● **WHAT YOU NEED TO DO**: Below are entries; tally how many lines hold the string "сооружений" and answer with only that figure.

● **INPUT RECORDS**:

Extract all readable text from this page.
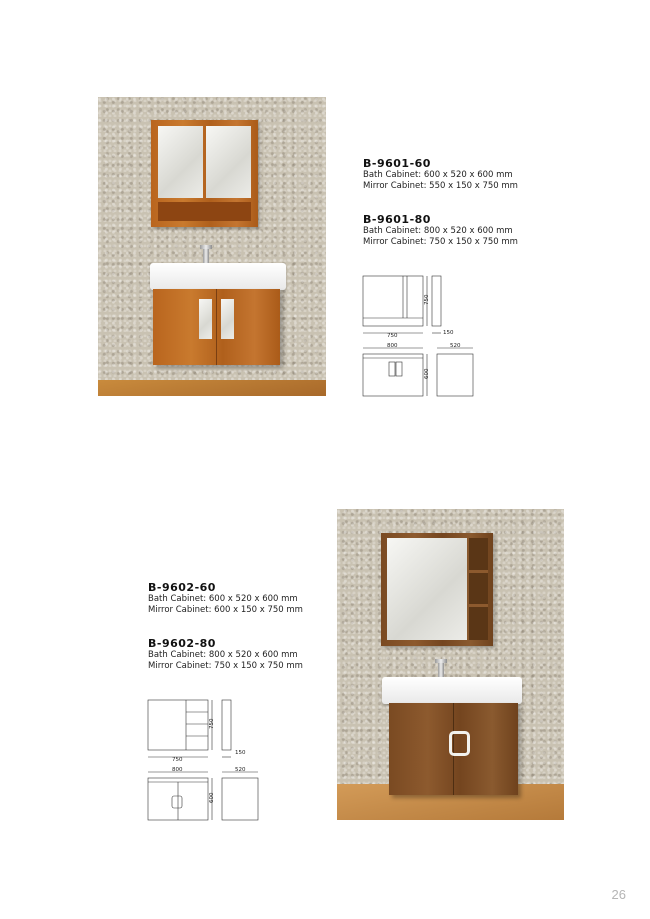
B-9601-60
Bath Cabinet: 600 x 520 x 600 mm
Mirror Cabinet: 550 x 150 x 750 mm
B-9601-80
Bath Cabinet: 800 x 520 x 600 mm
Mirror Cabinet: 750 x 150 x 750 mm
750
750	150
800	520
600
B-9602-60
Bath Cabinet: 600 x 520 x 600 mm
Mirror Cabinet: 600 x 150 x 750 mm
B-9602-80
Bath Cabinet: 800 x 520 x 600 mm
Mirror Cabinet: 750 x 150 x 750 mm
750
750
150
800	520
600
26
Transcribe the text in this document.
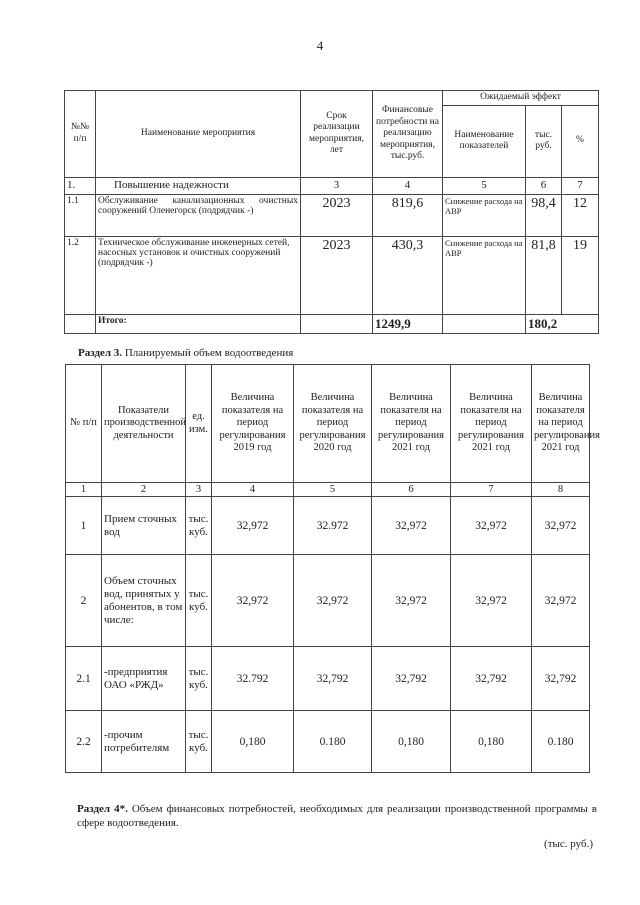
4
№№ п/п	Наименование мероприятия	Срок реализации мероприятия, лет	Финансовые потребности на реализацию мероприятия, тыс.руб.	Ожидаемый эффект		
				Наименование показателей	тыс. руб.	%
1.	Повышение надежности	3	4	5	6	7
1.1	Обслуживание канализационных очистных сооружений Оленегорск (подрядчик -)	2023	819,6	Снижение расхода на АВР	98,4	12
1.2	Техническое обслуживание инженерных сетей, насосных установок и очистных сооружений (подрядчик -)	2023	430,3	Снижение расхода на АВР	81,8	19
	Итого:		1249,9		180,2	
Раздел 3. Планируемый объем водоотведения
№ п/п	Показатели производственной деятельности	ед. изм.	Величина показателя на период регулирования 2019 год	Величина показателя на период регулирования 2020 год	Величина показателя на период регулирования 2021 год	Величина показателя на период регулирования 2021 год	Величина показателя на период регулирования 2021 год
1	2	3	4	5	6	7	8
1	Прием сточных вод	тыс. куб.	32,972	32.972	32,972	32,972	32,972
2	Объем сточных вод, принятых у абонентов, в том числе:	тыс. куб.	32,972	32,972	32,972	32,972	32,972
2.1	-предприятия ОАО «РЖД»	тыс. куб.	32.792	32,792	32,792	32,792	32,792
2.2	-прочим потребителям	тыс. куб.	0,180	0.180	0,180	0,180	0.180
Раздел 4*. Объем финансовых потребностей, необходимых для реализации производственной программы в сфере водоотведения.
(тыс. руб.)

● **EXERCISE RESULT**: 2